**** STORED DATA

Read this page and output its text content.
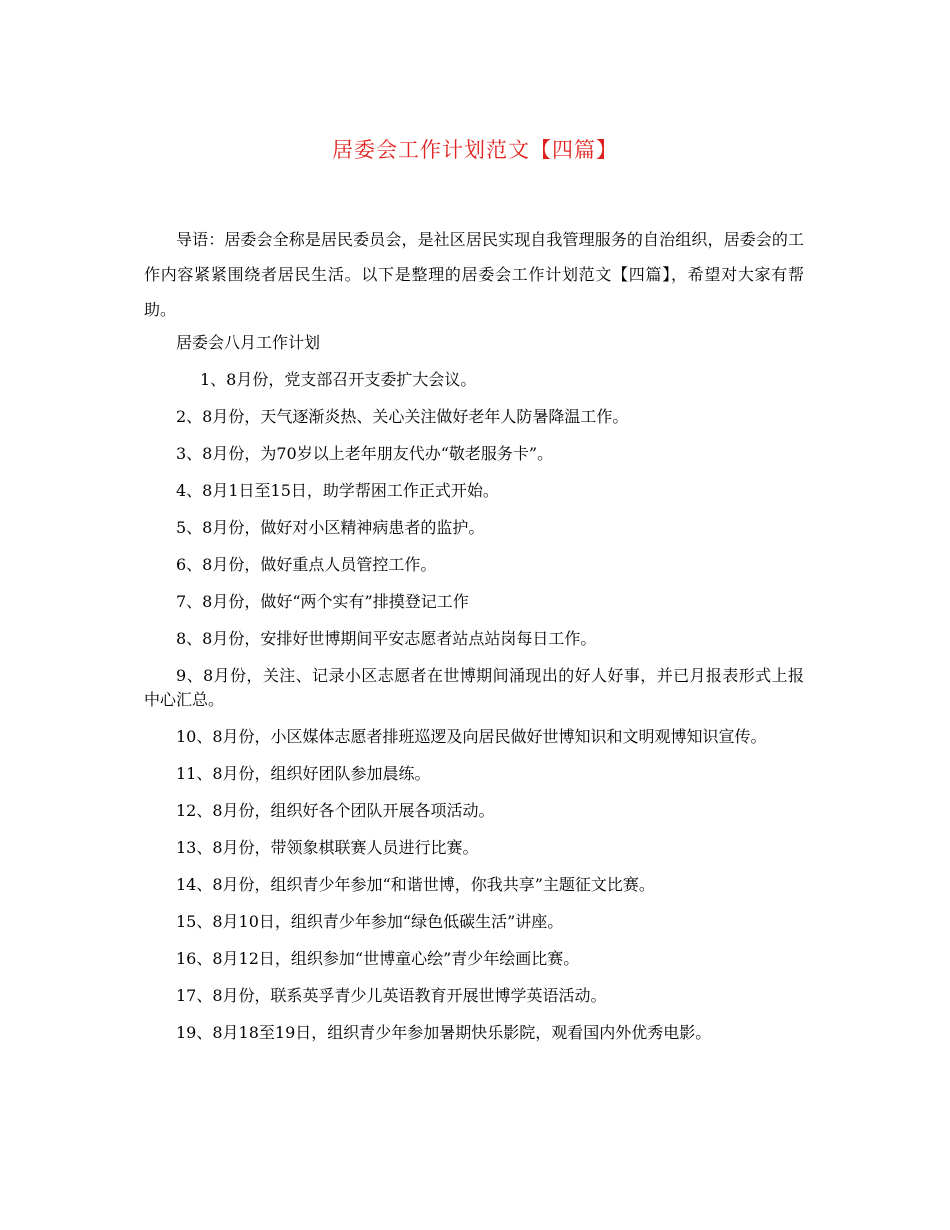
居委会工作计划范文【四篇】

导语：居委会全称是居民委员会，是社区居民实现自我管理服务的自治组织，居委会的工作内容紧紧围绕者居民生活。以下是整理的居委会工作计划范文【四篇】，希望对大家有帮助。

居委会八月工作计划

1、8月份，党支部召开支委扩大会议。

2、8月份，天气逐渐炎热、关心关注做好老年人防暑降温工作。

3、8月份，为70岁以上老年朋友代办“敬老服务卡”。

4、8月1日至15日，助学帮困工作正式开始。

5、8月份，做好对小区精神病患者的监护。

6、8月份，做好重点人员管控工作。

7、8月份，做好“两个实有”排摸登记工作

8、8月份，安排好世博期间平安志愿者站点站岗每日工作。

9、8月份，关注、记录小区志愿者在世博期间涌现出的好人好事，并已月报表形式上报中心汇总。

10、8月份，小区媒体志愿者排班巡逻及向居民做好世博知识和文明观博知识宣传。

11、8月份，组织好团队参加晨练。

12、8月份，组织好各个团队开展各项活动。

13、8月份，带领象棋联赛人员进行比赛。

14、8月份，组织青少年参加“和谐世博，你我共享”主题征文比赛。

15、8月10日，组织青少年参加“绿色低碳生活”讲座。

16、8月12日，组织参加“世博童心绘”青少年绘画比赛。

17、8月份，联系英孚青少儿英语教育开展世博学英语活动。

19、8月18至19日，组织青少年参加暑期快乐影院，观看国内外优秀电影。
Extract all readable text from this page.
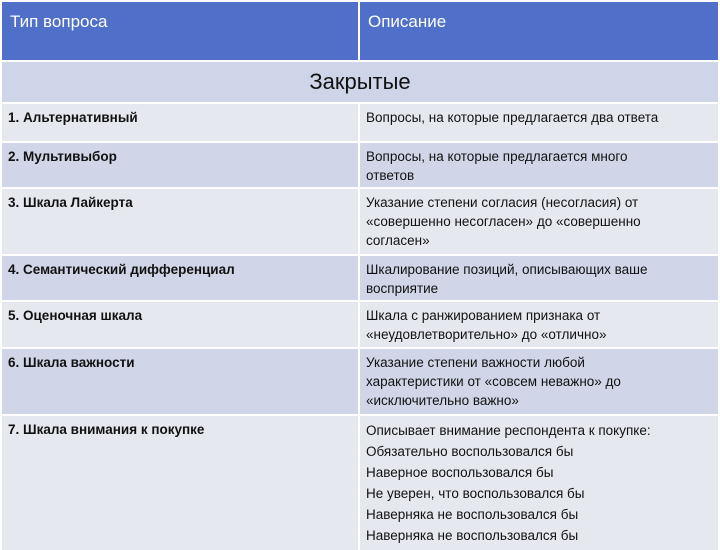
Тип вопроса	Описание
Закрытые
1. Альтернативный	Вопросы, на которые предлагается два ответа
2. Мультивыбор	Вопросы, на которые предлагается много
ответов
3. Шкала Лайкерта	Указание степени согласия (несогласия) от
«совершенно несогласен» до «совершенно
согласен»
4. Семантический дифференциал	Шкалирование позиций, описывающих ваше
восприятие
5. Оценочная шкала	Шкала с ранжированием признака от
«неудовлетворительно» до «отлично»
6. Шкала важности	Указание степени важности любой
характеристики от «совсем неважно» до
«исключительно важно»
7. Шкала внимания к покупке	Описывает внимание респондента к покупке:
Обязательно воспользовался бы
Наверное воспользовался бы
Не уверен, что воспользовался бы
Наверняка не воспользовался бы
Наверняка не воспользовался бы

********

▶ **EXERCISE PROMPT**: Every line of the data above should be quoted exactly. Omit the pictures.

▶ **TASK RESPONSE**:
Read this page and output its text content.
居委会工作计划范文【四篇】

导语：居委会全称是居民委员会，是社区居民实现自我管理服务的自治组织，居委会的工作内容紧紧围绕者居民生活。以下是整理的居委会工作计划范文【四篇】，希望对大家有帮助。

居委会八月工作计划

1、8月份，党支部召开支委扩大会议。

2、8月份，天气逐渐炎热、关心关注做好老年人防暑降温工作。

3、8月份，为70岁以上老年朋友代办“敬老服务卡”。

4、8月1日至15日，助学帮困工作正式开始。

5、8月份，做好对小区精神病患者的监护。

6、8月份，做好重点人员管控工作。

7、8月份，做好“两个实有”排摸登记工作

8、8月份，安排好世博期间平安志愿者站点站岗每日工作。

9、8月份，关注、记录小区志愿者在世博期间涌现出的好人好事，并已月报表形式上报中心汇总。

10、8月份，小区媒体志愿者排班巡逻及向居民做好世博知识和文明观博知识宣传。

11、8月份，组织好团队参加晨练。

12、8月份，组织好各个团队开展各项活动。

13、8月份，带领象棋联赛人员进行比赛。

14、8月份，组织青少年参加“和谐世博，你我共享”主题征文比赛。

15、8月10日，组织青少年参加“绿色低碳生活”讲座。

16、8月12日，组织参加“世博童心绘”青少年绘画比赛。

17、8月份，联系英孚青少儿英语教育开展世博学英语活动。

19、8月18至19日，组织青少年参加暑期快乐影院，观看国内外优秀电影。
Extract all readable text from this page.
Тип вопроса	Описание
Закрытые
1. Альтернативный	Вопросы, на которые предлагается два ответа
2. Мультивыбор	Вопросы, на которые предлагается много
ответов
3. Шкала Лайкерта	Указание степени согласия (несогласия) от
«совершенно несогласен» до «совершенно
согласен»
4. Семантический дифференциал	Шкалирование позиций, описывающих ваше
восприятие
5. Оценочная шкала	Шкала с ранжированием признака от
«неудовлетворительно» до «отлично»
6. Шкала важности	Указание степени важности любой
характеристики от «совсем неважно» до
«исключительно важно»
7. Шкала внимания к покупке	Описывает внимание респондента к покупке:
Обязательно воспользовался бы
Наверное воспользовался бы
Не уверен, что воспользовался бы
Наверняка не воспользовался бы
Наверняка не воспользовался бы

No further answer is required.